━━━━━ ENTRIES PROVIDED
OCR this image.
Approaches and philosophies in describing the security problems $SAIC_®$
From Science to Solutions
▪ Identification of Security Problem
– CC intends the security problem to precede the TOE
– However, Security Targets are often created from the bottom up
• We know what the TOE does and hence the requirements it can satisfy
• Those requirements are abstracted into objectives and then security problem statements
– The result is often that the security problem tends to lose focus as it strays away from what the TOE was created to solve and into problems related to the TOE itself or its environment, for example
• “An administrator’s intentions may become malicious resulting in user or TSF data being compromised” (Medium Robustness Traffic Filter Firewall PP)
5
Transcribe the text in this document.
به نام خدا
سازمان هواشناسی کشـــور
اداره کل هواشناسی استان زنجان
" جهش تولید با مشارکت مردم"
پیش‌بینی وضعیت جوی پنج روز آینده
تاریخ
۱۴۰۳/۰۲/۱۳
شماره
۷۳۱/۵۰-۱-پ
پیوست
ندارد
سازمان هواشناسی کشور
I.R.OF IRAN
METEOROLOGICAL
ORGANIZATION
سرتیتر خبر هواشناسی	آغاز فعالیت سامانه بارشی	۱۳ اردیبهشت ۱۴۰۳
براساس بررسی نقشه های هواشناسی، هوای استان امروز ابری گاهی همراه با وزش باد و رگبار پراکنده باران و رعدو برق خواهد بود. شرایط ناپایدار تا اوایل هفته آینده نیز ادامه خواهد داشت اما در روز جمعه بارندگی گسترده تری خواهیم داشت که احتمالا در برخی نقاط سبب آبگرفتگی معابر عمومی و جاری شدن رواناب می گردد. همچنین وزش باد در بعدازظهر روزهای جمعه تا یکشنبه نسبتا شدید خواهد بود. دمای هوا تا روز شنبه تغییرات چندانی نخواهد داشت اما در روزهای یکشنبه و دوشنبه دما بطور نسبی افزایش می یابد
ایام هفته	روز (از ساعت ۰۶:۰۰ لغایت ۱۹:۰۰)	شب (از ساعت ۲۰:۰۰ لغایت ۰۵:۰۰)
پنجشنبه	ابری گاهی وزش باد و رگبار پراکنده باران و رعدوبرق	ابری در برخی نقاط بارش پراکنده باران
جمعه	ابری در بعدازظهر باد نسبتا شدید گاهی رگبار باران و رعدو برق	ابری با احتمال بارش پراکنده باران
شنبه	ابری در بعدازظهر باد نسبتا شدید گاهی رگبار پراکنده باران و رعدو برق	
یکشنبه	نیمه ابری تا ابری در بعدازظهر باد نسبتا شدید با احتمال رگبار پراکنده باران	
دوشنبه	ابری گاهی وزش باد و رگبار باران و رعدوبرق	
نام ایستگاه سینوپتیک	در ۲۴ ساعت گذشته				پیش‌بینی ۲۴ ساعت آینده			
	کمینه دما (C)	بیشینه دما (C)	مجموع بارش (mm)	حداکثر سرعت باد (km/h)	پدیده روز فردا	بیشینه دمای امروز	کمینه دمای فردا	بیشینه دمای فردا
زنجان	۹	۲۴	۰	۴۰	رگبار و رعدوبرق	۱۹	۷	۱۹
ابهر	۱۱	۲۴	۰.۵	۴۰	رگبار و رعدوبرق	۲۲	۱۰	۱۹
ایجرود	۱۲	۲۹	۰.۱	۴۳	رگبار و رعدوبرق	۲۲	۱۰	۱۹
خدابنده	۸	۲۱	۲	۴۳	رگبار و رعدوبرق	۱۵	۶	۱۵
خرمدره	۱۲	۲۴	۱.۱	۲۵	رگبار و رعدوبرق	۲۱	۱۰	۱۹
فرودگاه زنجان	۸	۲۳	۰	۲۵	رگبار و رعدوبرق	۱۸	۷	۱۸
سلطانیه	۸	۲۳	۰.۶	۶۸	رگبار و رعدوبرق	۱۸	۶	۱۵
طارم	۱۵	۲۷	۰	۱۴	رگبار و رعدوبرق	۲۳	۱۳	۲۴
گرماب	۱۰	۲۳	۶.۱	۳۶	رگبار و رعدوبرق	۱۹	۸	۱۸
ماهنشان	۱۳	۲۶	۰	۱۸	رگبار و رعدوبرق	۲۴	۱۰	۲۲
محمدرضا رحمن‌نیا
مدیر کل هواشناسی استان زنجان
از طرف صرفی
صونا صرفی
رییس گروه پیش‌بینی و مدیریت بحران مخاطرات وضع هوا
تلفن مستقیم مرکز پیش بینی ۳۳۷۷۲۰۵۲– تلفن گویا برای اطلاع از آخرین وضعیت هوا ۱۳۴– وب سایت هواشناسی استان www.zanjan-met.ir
━━━━━━━━━━
=== DIRECTION ===
Restate the data above word for word, please.

=== FINISHED ANSWER ===
OCR this image.
Approaches and philosophies in describing the security problems $SAIC_®$
From Science to Solutions
▪ Identification of Security Problem
– CC intends the security problem to precede the TOE
– However, Security Targets are often created from the bottom up
• We know what the TOE does and hence the requirements it can satisfy
• Those requirements are abstracted into objectives and then security problem statements
– The result is often that the security problem tends to lose focus as it strays away from what the TOE was created to solve and into problems related to the TOE itself or its environment, for example
• “An administrator’s intentions may become malicious resulting in user or TSF data being compromised” (Medium Robustness Traffic Filter Firewall PP)
5
Transcribe the text in this document.
به نام خدا
سازمان هواشناسی کشـــور
اداره کل هواشناسی استان زنجان
" جهش تولید با مشارکت مردم"
پیش‌بینی وضعیت جوی پنج روز آینده
تاریخ
۱۴۰۳/۰۲/۱۳
شماره
۷۳۱/۵۰-۱-پ
پیوست
ندارد
سازمان هواشناسی کشور
I.R.OF IRAN
METEOROLOGICAL
ORGANIZATION
سرتیتر خبر هواشناسی	آغاز فعالیت سامانه بارشی	۱۳ اردیبهشت ۱۴۰۳
براساس بررسی نقشه های هواشناسی، هوای استان امروز ابری گاهی همراه با وزش باد و رگبار پراکنده باران و رعدو برق خواهد بود. شرایط ناپایدار تا اوایل هفته آینده نیز ادامه خواهد داشت اما در روز جمعه بارندگی گسترده تری خواهیم داشت که احتمالا در برخی نقاط سبب آبگرفتگی معابر عمومی و جاری شدن رواناب می گردد. همچنین وزش باد در بعدازظهر روزهای جمعه تا یکشنبه نسبتا شدید خواهد بود. دمای هوا تا روز شنبه تغییرات چندانی نخواهد داشت اما در روزهای یکشنبه و دوشنبه دما بطور نسبی افزایش می یابد
ایام هفته	روز (از ساعت ۰۶:۰۰ لغایت ۱۹:۰۰)	شب (از ساعت ۲۰:۰۰ لغایت ۰۵:۰۰)
پنجشنبه	ابری گاهی وزش باد و رگبار پراکنده باران و رعدوبرق	ابری در برخی نقاط بارش پراکنده باران
جمعه	ابری در بعدازظهر باد نسبتا شدید گاهی رگبار باران و رعدو برق	ابری با احتمال بارش پراکنده باران
شنبه	ابری در بعدازظهر باد نسبتا شدید گاهی رگبار پراکنده باران و رعدو برق	
یکشنبه	نیمه ابری تا ابری در بعدازظهر باد نسبتا شدید با احتمال رگبار پراکنده باران	
دوشنبه	ابری گاهی وزش باد و رگبار باران و رعدوبرق	
نام ایستگاه سینوپتیک	در ۲۴ ساعت گذشته				پیش‌بینی ۲۴ ساعت آینده			
	کمینه دما (C)	بیشینه دما (C)	مجموع بارش (mm)	حداکثر سرعت باد (km/h)	پدیده روز فردا	بیشینه دمای امروز	کمینه دمای فردا	بیشینه دمای فردا
زنجان	۹	۲۴	۰	۴۰	رگبار و رعدوبرق	۱۹	۷	۱۹
ابهر	۱۱	۲۴	۰.۵	۴۰	رگبار و رعدوبرق	۲۲	۱۰	۱۹
ایجرود	۱۲	۲۹	۰.۱	۴۳	رگبار و رعدوبرق	۲۲	۱۰	۱۹
خدابنده	۸	۲۱	۲	۴۳	رگبار و رعدوبرق	۱۵	۶	۱۵
خرمدره	۱۲	۲۴	۱.۱	۲۵	رگبار و رعدوبرق	۲۱	۱۰	۱۹
فرودگاه زنجان	۸	۲۳	۰	۲۵	رگبار و رعدوبرق	۱۸	۷	۱۸
سلطانیه	۸	۲۳	۰.۶	۶۸	رگبار و رعدوبرق	۱۸	۶	۱۵
طارم	۱۵	۲۷	۰	۱۴	رگبار و رعدوبرق	۲۳	۱۳	۲۴
گرماب	۱۰	۲۳	۶.۱	۳۶	رگبار و رعدوبرق	۱۹	۸	۱۸
ماهنشان	۱۳	۲۶	۰	۱۸	رگبار و رعدوبرق	۲۴	۱۰	۲۲
محمدرضا رحمن‌نیا
مدیر کل هواشناسی استان زنجان
از طرف صرفی
صونا صرفی
رییس گروه پیش‌بینی و مدیریت بحران مخاطرات وضع هوا
تلفن مستقیم مرکز پیش بینی ۳۳۷۷۲۰۵۲– تلفن گویا برای اطلاع از آخرین وضعیت هوا ۱۳۴– وب سایت هواشناسی استان www.zanjan-met.ir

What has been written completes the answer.